**AIM OF THE TASK**
Please reproduce the data below, from its first line through the line holding "cell-start-time: 07:00:00 [340,237,412,256]", inclusive.

**Layout annotation data**
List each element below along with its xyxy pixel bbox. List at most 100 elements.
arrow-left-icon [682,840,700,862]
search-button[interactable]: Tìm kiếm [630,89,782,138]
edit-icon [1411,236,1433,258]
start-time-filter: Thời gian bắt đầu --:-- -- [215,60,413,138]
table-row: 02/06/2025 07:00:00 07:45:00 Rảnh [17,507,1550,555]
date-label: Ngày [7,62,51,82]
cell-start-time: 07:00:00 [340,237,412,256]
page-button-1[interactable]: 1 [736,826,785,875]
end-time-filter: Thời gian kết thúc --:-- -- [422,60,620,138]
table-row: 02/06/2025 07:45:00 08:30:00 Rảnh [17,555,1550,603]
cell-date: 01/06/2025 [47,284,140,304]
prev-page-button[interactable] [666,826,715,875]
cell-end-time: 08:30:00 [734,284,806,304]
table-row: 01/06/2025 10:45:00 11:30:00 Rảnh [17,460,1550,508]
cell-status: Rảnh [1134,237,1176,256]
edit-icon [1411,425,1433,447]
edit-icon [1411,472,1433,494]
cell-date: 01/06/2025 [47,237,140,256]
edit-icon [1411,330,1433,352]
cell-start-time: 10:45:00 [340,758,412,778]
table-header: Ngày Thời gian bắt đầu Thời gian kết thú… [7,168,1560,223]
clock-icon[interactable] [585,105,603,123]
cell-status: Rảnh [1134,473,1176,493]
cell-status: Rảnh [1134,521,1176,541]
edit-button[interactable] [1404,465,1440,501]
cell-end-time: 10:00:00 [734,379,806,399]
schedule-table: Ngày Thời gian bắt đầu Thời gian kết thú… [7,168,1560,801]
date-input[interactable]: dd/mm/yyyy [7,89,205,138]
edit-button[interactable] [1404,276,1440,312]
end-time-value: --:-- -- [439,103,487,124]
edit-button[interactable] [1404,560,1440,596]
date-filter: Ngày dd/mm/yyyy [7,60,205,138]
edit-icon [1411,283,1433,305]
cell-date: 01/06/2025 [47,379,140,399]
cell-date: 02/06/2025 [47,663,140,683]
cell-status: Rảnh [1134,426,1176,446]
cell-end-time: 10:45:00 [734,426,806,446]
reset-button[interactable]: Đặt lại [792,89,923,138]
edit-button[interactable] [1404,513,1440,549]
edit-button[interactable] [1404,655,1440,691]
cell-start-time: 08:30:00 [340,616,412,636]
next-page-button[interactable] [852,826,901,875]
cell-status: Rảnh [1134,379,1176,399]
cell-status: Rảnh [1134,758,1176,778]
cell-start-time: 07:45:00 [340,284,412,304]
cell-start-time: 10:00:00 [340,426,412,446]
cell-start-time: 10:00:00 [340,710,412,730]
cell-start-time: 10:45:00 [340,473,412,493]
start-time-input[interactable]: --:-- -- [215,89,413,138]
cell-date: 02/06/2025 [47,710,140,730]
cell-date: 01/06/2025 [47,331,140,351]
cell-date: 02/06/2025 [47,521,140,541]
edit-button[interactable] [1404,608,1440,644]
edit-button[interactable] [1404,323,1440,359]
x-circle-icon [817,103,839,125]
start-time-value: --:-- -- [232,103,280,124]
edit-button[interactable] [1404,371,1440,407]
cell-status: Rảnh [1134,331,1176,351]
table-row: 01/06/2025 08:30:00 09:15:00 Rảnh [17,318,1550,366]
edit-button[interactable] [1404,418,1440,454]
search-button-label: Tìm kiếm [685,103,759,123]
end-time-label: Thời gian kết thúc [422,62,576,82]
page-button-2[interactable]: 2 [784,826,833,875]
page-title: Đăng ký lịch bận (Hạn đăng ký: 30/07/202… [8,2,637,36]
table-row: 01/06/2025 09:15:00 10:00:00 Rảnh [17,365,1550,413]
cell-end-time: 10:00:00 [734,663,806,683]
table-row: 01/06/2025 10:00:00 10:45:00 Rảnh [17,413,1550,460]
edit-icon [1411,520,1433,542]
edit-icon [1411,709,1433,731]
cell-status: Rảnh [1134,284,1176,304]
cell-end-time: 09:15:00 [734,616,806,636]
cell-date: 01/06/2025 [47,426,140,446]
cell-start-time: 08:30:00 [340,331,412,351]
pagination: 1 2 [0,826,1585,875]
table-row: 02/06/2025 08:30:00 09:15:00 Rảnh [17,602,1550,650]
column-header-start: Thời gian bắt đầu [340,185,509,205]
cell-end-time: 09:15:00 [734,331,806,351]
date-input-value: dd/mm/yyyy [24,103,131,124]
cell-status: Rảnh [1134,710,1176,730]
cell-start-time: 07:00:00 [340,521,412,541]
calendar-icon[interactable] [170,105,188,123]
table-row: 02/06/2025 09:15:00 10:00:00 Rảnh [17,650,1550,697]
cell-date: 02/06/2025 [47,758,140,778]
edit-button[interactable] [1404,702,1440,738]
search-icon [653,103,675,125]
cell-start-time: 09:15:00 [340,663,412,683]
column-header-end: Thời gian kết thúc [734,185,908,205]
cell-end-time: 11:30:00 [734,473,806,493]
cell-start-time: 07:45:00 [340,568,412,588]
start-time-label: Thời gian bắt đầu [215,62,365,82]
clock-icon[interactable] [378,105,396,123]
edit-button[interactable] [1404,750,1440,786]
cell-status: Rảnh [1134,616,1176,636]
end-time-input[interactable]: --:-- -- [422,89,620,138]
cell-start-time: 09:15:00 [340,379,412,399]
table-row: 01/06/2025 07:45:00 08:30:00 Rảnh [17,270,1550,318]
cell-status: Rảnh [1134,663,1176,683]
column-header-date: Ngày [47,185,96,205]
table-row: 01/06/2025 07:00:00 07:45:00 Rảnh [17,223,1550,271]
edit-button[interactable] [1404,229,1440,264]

**COMPLETE OUTPUT**
List each element below along with its xyxy pixel bbox. List at most 100 elements.
arrow-left-icon [682,840,700,862]
search-button[interactable]: Tìm kiếm [630,89,782,138]
edit-icon [1411,236,1433,258]
start-time-filter: Thời gian bắt đầu --:-- -- [215,60,413,138]
table-row: 02/06/2025 07:00:00 07:45:00 Rảnh [17,507,1550,555]
date-label: Ngày [7,62,51,82]
cell-start-time: 07:00:00 [340,237,412,256]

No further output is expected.